Please reproduce the listing below word for word, leaving out the pictures.

**Input records:**
——

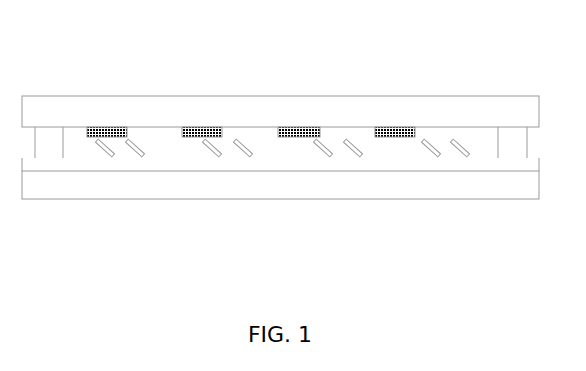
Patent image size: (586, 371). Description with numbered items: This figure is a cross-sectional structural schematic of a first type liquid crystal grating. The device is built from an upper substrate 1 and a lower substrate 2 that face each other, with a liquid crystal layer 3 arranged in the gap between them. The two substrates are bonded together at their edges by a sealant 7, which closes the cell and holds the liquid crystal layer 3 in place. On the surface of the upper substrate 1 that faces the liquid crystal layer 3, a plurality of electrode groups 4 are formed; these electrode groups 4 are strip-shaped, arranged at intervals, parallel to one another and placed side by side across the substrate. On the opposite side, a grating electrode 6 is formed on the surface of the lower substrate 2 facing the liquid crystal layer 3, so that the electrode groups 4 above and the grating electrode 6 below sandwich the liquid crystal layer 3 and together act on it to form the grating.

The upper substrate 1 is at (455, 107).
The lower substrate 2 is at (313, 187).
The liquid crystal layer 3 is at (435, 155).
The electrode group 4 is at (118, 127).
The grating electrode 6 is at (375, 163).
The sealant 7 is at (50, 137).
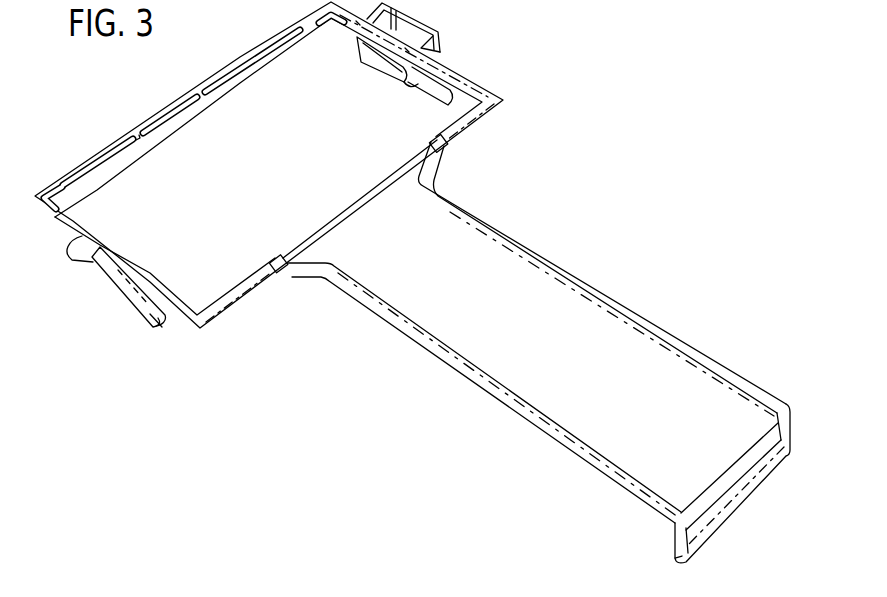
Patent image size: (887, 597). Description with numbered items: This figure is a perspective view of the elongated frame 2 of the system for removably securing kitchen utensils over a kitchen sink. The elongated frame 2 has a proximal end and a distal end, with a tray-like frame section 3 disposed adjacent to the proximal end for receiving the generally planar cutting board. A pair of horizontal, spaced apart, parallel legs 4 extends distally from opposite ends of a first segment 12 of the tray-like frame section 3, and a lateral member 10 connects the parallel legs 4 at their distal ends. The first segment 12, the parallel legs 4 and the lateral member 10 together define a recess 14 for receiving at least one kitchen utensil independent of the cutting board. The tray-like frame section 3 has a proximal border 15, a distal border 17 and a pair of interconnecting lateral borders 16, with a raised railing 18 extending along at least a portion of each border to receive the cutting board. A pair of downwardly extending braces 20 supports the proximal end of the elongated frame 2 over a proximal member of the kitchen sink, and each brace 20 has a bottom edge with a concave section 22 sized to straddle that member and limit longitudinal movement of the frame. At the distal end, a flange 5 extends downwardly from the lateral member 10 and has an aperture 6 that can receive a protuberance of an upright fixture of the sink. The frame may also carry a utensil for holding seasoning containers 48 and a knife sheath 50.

——

**Problem solution:**
Patent image size: (586, 371). Description with numbered items: This figure is a cross-sectional structural schematic of a first type liquid crystal grating. The device is built from an upper substrate 1 and a lower substrate 2 that face each other, with a liquid crystal layer 3 arranged in the gap between them. The two substrates are bonded together at their edges by a sealant 7, which closes the cell and holds the liquid crystal layer 3 in place. On the surface of the upper substrate 1 that faces the liquid crystal layer 3, a plurality of electrode groups 4 are formed; these electrode groups 4 are strip-shaped, arranged at intervals, parallel to one another and placed side by side across the substrate. On the opposite side, a grating electrode 6 is formed on the surface of the lower substrate 2 facing the liquid crystal layer 3, so that the electrode groups 4 above and the grating electrode 6 below sandwich the liquid crystal layer 3 and together act on it to form the grating.

The upper substrate 1 is at (455, 107).
The lower substrate 2 is at (313, 187).
The liquid crystal layer 3 is at (435, 155).
The electrode group 4 is at (118, 127).
The grating electrode 6 is at (375, 163).
The sealant 7 is at (50, 137).
Patent image size: (887, 597). Description with numbered items: This figure is a perspective view of the elongated frame 2 of the system for removably securing kitchen utensils over a kitchen sink. The elongated frame 2 has a proximal end and a distal end, with a tray-like frame section 3 disposed adjacent to the proximal end for receiving the generally planar cutting board. A pair of horizontal, spaced apart, parallel legs 4 extends distally from opposite ends of a first segment 12 of the tray-like frame section 3, and a lateral member 10 connects the parallel legs 4 at their distal ends. The first segment 12, the parallel legs 4 and the lateral member 10 together define a recess 14 for receiving at least one kitchen utensil independent of the cutting board. The tray-like frame section 3 has a proximal border 15, a distal border 17 and a pair of interconnecting lateral borders 16, with a raised railing 18 extending along at least a portion of each border to receive the cutting board. A pair of downwardly extending braces 20 supports the proximal end of the elongated frame 2 over a proximal member of the kitchen sink, and each brace 20 has a bottom edge with a concave section 22 sized to straddle that member and limit longitudinal movement of the frame. At the distal end, a flange 5 extends downwardly from the lateral member 10 and has an aperture 6 that can receive a protuberance of an upright fixture of the sink. The frame may also carry a utensil for holding seasoning containers 48 and a knife sheath 50.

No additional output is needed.